*What to do*
Narrow the data below down to the lines containing "stasjoner".

[Rows from a dataset]
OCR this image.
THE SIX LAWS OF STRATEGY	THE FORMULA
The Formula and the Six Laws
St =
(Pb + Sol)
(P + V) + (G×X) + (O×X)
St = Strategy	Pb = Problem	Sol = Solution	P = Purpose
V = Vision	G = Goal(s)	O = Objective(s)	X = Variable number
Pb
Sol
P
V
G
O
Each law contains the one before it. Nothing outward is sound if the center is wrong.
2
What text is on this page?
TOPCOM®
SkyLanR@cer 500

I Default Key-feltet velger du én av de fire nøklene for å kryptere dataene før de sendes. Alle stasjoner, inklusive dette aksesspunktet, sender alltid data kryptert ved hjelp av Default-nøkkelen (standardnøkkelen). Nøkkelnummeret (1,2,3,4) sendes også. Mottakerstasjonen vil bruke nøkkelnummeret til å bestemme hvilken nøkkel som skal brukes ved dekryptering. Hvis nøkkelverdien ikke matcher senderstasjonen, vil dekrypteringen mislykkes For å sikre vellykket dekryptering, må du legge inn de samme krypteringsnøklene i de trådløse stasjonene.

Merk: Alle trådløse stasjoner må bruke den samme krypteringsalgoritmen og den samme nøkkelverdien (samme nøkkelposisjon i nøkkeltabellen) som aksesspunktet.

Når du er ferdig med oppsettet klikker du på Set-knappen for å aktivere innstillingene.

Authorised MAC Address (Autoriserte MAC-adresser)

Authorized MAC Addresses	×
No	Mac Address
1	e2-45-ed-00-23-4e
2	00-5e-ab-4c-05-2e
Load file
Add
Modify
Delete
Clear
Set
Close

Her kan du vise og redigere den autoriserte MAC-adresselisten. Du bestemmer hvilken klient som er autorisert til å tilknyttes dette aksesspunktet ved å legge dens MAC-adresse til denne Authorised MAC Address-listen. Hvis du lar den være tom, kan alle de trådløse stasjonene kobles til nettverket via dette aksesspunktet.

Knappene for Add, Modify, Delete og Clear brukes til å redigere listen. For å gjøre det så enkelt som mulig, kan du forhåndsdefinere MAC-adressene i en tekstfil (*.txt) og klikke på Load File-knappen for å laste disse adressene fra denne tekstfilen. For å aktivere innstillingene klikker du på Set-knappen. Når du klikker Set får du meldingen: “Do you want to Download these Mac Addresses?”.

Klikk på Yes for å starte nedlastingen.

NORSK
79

*Written solution*
I Default Key-feltet velger du én av de fire nøklene for å kryptere dataene før de sendes. Alle stasjoner, inklusive dette aksesspunktet, sender alltid data kryptert ved hjelp av Default-nøkkelen (standardnøkkelen). Nøkkelnummeret (1,2,3,4) sendes også. Mottakerstasjonen vil bruke nøkkelnummeret til å bestemme hvilken nøkkel som skal brukes ved dekryptering. Hvis nøkkelverdien ikke matcher senderstasjonen, vil dekrypteringen mislykkes For å sikre vellykket dekryptering, må du legge inn de samme krypteringsnøklene i de trådløse stasjonene.
Merk: Alle trådløse stasjoner må bruke den samme krypteringsalgoritmen og den samme nøkkelverdien (samme nøkkelposisjon i nøkkeltabellen) som aksesspunktet.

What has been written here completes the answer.